[Dataset records]
◇ ◇ ◇ ◇ ◇

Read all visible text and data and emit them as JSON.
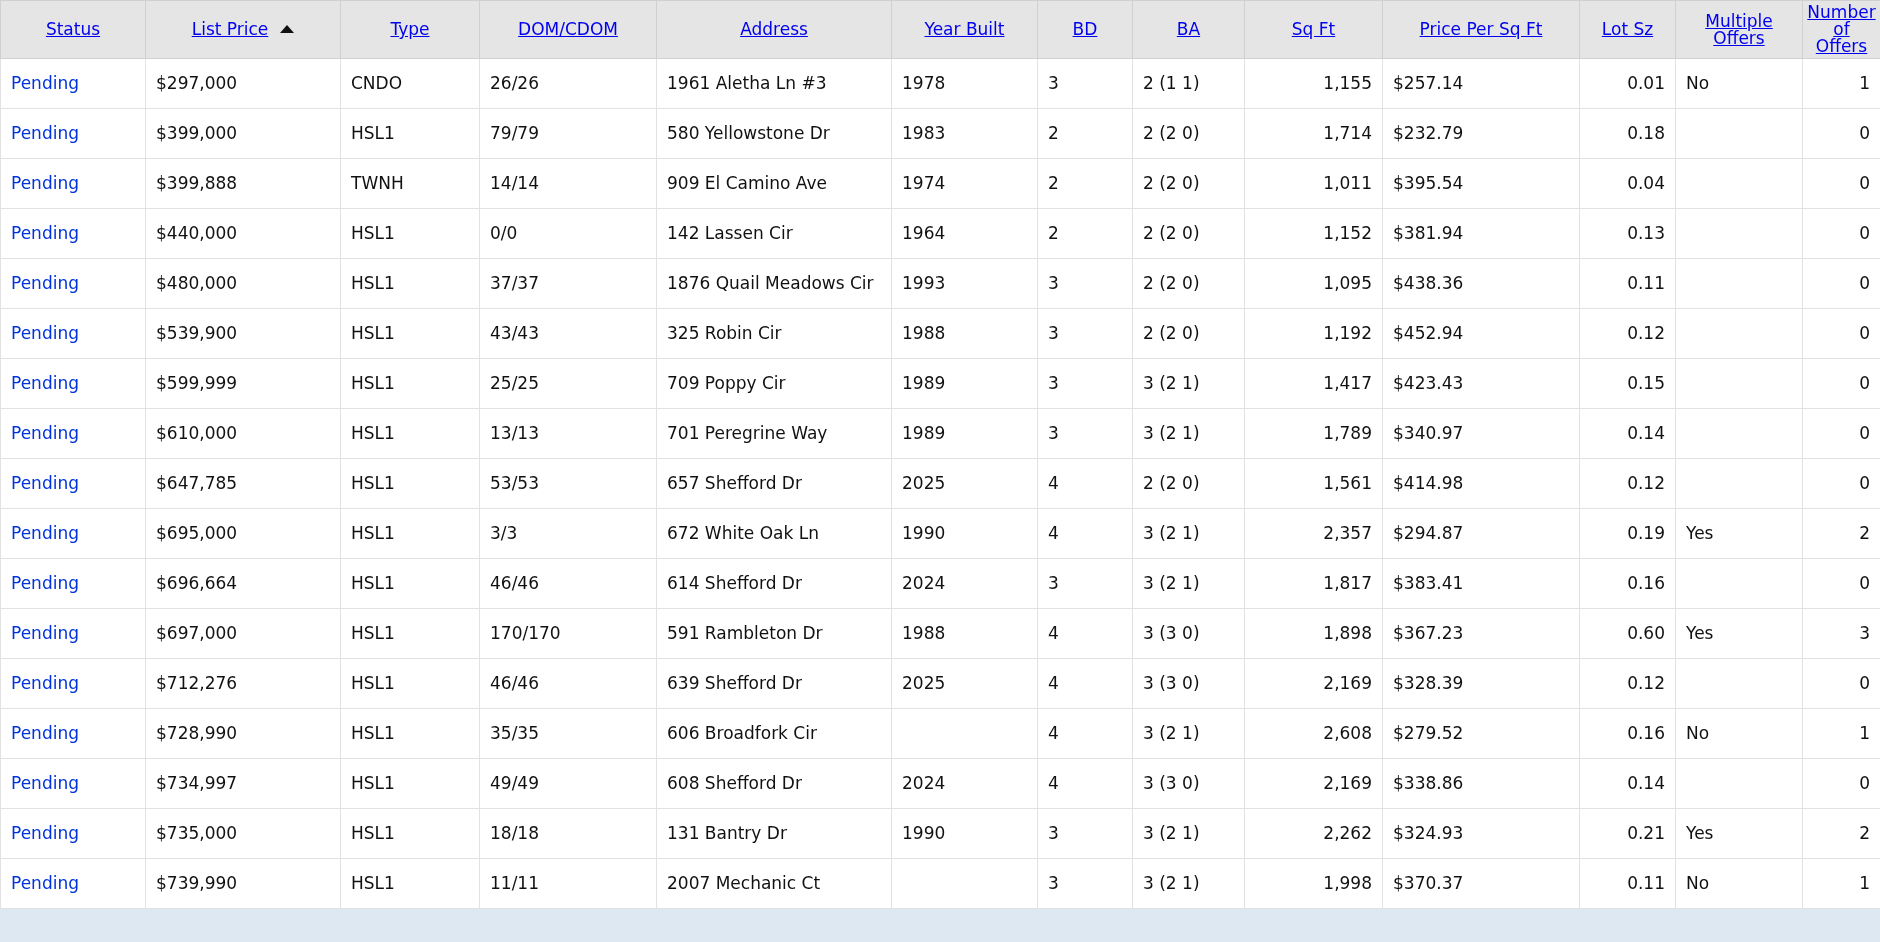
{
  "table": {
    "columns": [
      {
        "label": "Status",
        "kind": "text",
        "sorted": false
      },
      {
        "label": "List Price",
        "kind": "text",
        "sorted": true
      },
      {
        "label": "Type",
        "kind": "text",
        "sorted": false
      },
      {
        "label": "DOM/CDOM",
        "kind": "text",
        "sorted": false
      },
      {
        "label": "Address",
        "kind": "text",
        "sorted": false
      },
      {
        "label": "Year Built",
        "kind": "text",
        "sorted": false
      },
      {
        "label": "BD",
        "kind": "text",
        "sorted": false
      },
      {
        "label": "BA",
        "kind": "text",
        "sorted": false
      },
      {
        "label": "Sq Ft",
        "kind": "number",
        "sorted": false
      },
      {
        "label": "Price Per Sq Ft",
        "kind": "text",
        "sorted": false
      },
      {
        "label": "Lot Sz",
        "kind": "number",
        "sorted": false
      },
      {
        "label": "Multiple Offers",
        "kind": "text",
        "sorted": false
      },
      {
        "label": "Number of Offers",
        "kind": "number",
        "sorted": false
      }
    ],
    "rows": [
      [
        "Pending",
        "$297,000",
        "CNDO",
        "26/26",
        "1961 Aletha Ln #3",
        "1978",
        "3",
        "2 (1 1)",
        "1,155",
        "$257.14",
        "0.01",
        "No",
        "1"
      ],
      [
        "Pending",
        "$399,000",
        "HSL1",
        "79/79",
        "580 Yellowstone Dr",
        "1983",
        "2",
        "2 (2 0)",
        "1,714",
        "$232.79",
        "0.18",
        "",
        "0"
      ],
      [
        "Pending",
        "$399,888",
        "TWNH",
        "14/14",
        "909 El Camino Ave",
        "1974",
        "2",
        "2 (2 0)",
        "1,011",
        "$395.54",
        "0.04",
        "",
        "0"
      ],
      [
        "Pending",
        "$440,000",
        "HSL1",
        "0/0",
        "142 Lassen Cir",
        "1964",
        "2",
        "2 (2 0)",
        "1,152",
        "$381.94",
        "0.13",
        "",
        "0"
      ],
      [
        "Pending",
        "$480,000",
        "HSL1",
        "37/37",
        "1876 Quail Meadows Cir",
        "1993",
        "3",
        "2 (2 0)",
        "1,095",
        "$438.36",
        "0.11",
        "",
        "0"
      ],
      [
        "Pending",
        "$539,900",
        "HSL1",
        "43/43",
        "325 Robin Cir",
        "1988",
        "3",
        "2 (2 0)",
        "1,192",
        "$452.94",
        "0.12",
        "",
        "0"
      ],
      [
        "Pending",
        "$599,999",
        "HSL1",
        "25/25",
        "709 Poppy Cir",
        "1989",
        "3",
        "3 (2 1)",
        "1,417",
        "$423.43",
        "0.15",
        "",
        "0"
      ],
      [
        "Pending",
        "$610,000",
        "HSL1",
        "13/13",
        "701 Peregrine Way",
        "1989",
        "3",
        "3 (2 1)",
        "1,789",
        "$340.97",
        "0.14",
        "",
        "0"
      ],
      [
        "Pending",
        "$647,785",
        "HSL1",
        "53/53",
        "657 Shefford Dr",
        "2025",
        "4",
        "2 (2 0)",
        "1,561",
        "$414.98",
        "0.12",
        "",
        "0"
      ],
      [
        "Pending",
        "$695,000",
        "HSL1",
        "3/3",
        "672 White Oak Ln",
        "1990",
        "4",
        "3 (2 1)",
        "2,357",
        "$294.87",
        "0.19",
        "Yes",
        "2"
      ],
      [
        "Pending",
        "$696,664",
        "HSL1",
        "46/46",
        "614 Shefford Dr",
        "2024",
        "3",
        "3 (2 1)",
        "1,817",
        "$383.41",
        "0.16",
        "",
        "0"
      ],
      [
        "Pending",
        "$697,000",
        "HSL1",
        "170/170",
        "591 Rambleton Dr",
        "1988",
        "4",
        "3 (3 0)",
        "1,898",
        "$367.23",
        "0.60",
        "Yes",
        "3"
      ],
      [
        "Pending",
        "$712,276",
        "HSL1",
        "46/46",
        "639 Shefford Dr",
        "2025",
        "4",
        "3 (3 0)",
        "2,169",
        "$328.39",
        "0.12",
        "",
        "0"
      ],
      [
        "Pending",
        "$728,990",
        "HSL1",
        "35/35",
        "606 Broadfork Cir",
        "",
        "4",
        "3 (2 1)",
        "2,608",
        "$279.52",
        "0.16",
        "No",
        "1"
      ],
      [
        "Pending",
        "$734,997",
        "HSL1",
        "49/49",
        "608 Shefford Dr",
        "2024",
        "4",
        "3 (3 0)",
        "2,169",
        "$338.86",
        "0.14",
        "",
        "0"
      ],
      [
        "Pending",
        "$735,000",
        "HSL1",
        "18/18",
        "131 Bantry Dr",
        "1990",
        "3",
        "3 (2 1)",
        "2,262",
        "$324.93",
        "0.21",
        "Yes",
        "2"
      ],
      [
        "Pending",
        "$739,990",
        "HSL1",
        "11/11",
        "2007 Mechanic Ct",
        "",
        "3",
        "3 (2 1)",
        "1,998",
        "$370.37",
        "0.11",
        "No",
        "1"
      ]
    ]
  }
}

◇ ◇ ◇ ◇ ◇

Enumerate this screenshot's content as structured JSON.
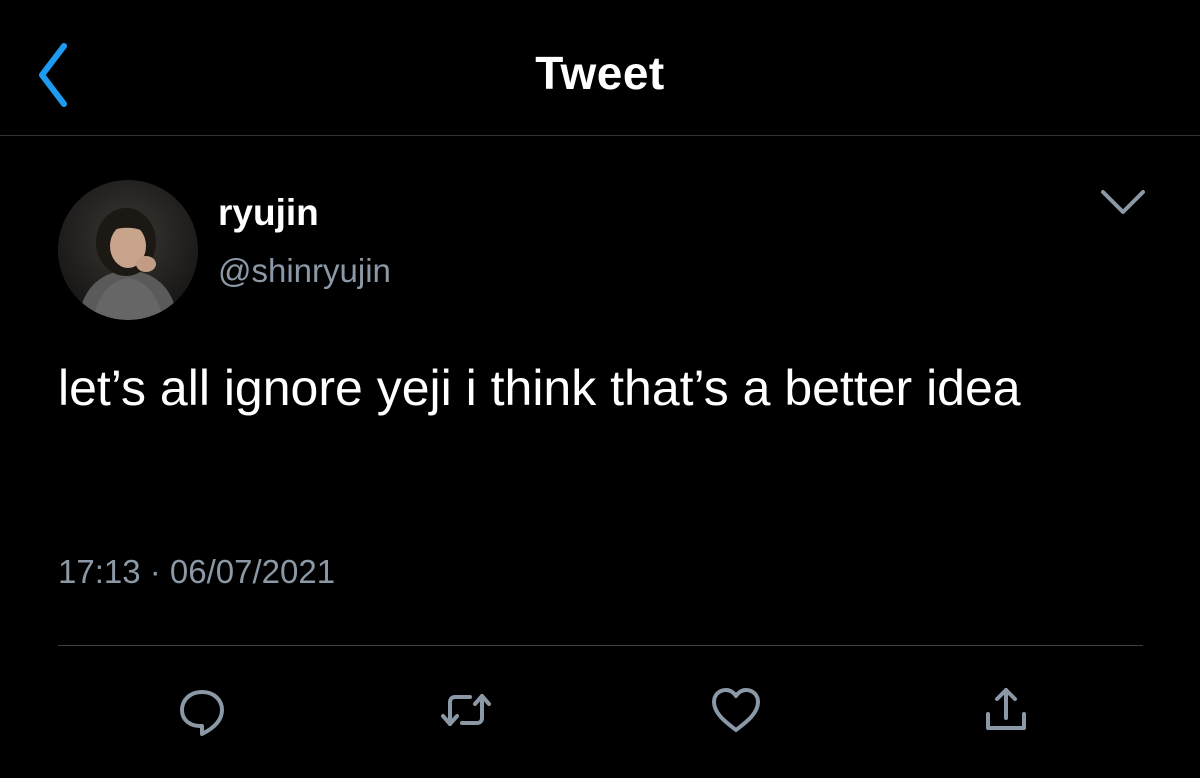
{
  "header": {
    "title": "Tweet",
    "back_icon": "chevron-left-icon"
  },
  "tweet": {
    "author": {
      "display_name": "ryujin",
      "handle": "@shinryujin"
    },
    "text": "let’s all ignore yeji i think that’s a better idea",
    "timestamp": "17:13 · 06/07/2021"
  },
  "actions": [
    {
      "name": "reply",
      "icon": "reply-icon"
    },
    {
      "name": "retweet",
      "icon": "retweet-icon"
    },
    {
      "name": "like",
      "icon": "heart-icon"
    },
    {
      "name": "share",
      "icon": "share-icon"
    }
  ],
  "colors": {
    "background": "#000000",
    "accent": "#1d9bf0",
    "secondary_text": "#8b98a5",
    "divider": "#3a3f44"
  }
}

◇ ◇ ◇ ◇ ◇

WRITTEN TASK
Find every line above that contains the word "Price", and return each one.

ANSWER TO THE TASK
        "label": "List Price",
        "label": "Price Per Sq Ft",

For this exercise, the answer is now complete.